Exercise.
Without changing a character, return the entries, but not the images they hold.

Extracted material.
>> START

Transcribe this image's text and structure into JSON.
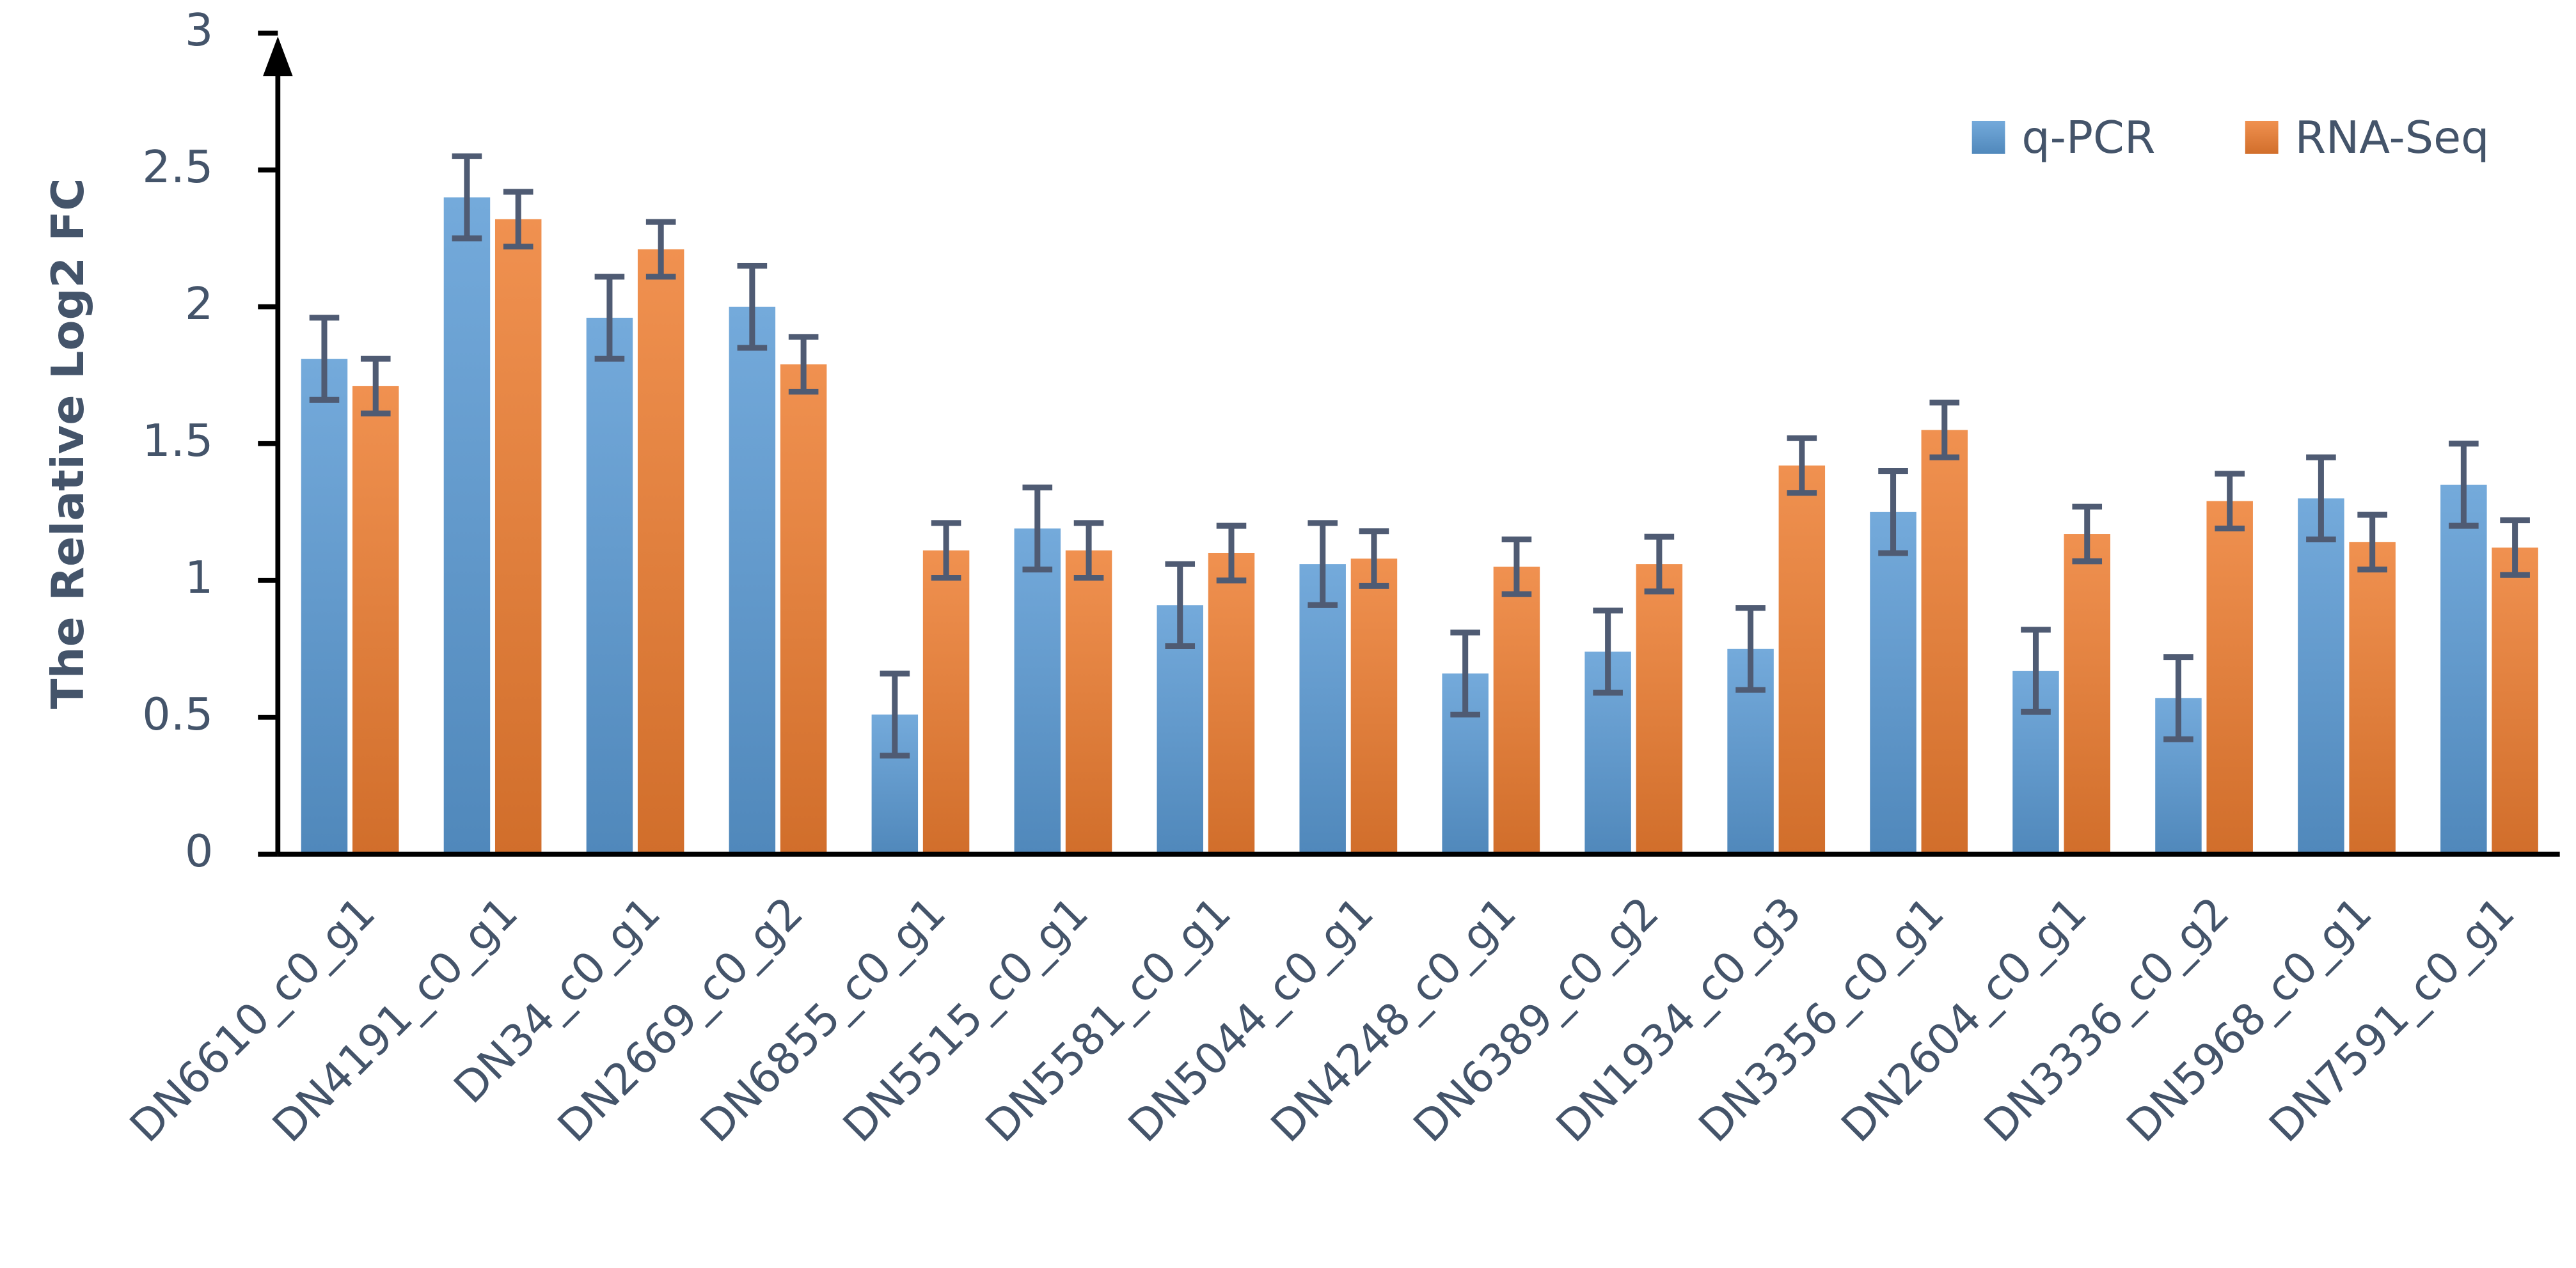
{
  "chart_data": {
    "type": "bar",
    "y_label": "The Relative Log2 FC",
    "categories": [
      "DN6610_c0_g1",
      "DN4191_c0_g1",
      "DN34_c0_g1",
      "DN2669_c0_g2",
      "DN6855_c0_g1",
      "DN5515_c0_g1",
      "DN5581_c0_g1",
      "DN5044_c0_g1",
      "DN4248_c0_g1",
      "DN6389_c0_g2",
      "DN1934_c0_g3",
      "DN3356_c0_g1",
      "DN2604_c0_g1",
      "DN3336_c0_g2",
      "DN5968_c0_g1",
      "DN7591_c0_g1"
    ],
    "series": [
      {
        "name": "q-PCR",
        "color": "#5b9bd5",
        "values": [
          1.81,
          2.4,
          1.96,
          2.0,
          0.51,
          1.19,
          0.91,
          1.06,
          0.66,
          0.74,
          0.75,
          1.25,
          0.67,
          0.57,
          1.3,
          1.35
        ],
        "errors": [
          0.15,
          0.15,
          0.15,
          0.15,
          0.15,
          0.15,
          0.15,
          0.15,
          0.15,
          0.15,
          0.15,
          0.15,
          0.15,
          0.15,
          0.15,
          0.15
        ]
      },
      {
        "name": "RNA-Seq",
        "color": "#ed7d31",
        "values": [
          1.71,
          2.32,
          2.21,
          1.79,
          1.11,
          1.11,
          1.1,
          1.08,
          1.05,
          1.06,
          1.42,
          1.55,
          1.17,
          1.29,
          1.14,
          1.12
        ],
        "errors": [
          0.1,
          0.1,
          0.1,
          0.1,
          0.1,
          0.1,
          0.1,
          0.1,
          0.1,
          0.1,
          0.1,
          0.1,
          0.1,
          0.1,
          0.1,
          0.1
        ]
      }
    ],
    "ylim": [
      0,
      3
    ],
    "yticks": [
      0,
      0.5,
      1,
      1.5,
      2,
      2.5,
      3
    ],
    "grid": false,
    "legend": "top-right"
  }
}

>> END

Answer for the task.
Transcribe this image's text and structure into JSON.
{
  "chart_data": {
    "type": "bar",
    "y_label": "The Relative Log2 FC",
    "categories": [
      "DN6610_c0_g1",
      "DN4191_c0_g1",
      "DN34_c0_g1",
      "DN2669_c0_g2",
      "DN6855_c0_g1",
      "DN5515_c0_g1",
      "DN5581_c0_g1",
      "DN5044_c0_g1",
      "DN4248_c0_g1",
      "DN6389_c0_g2",
      "DN1934_c0_g3",
      "DN3356_c0_g1",
      "DN2604_c0_g1",
      "DN3336_c0_g2",
      "DN5968_c0_g1",
      "DN7591_c0_g1"
    ],
    "series": [
      {
        "name": "q-PCR",
        "color": "#5b9bd5",
        "values": [
          1.81,
          2.4,
          1.96,
          2.0,
          0.51,
          1.19,
          0.91,
          1.06,
          0.66,
          0.74,
          0.75,
          1.25,
          0.67,
          0.57,
          1.3,
          1.35
        ],
        "errors": [
          0.15,
          0.15,
          0.15,
          0.15,
          0.15,
          0.15,
          0.15,
          0.15,
          0.15,
          0.15,
          0.15,
          0.15,
          0.15,
          0.15,
          0.15,
          0.15
        ]
      },
      {
        "name": "RNA-Seq",
        "color": "#ed7d31",
        "values": [
          1.71,
          2.32,
          2.21,
          1.79,
          1.11,
          1.11,
          1.1,
          1.08,
          1.05,
          1.06,
          1.42,
          1.55,
          1.17,
          1.29,
          1.14,
          1.12
        ],
        "errors": [
          0.1,
          0.1,
          0.1,
          0.1,
          0.1,
          0.1,
          0.1,
          0.1,
          0.1,
          0.1,
          0.1,
          0.1,
          0.1,
          0.1,
          0.1,
          0.1
        ]
      }
    ],
    "ylim": [
      0,
      3
    ],
    "yticks": [
      0,
      0.5,
      1,
      1.5,
      2,
      2.5,
      3
    ],
    "grid": false,
    "legend": "top-right"
  }
}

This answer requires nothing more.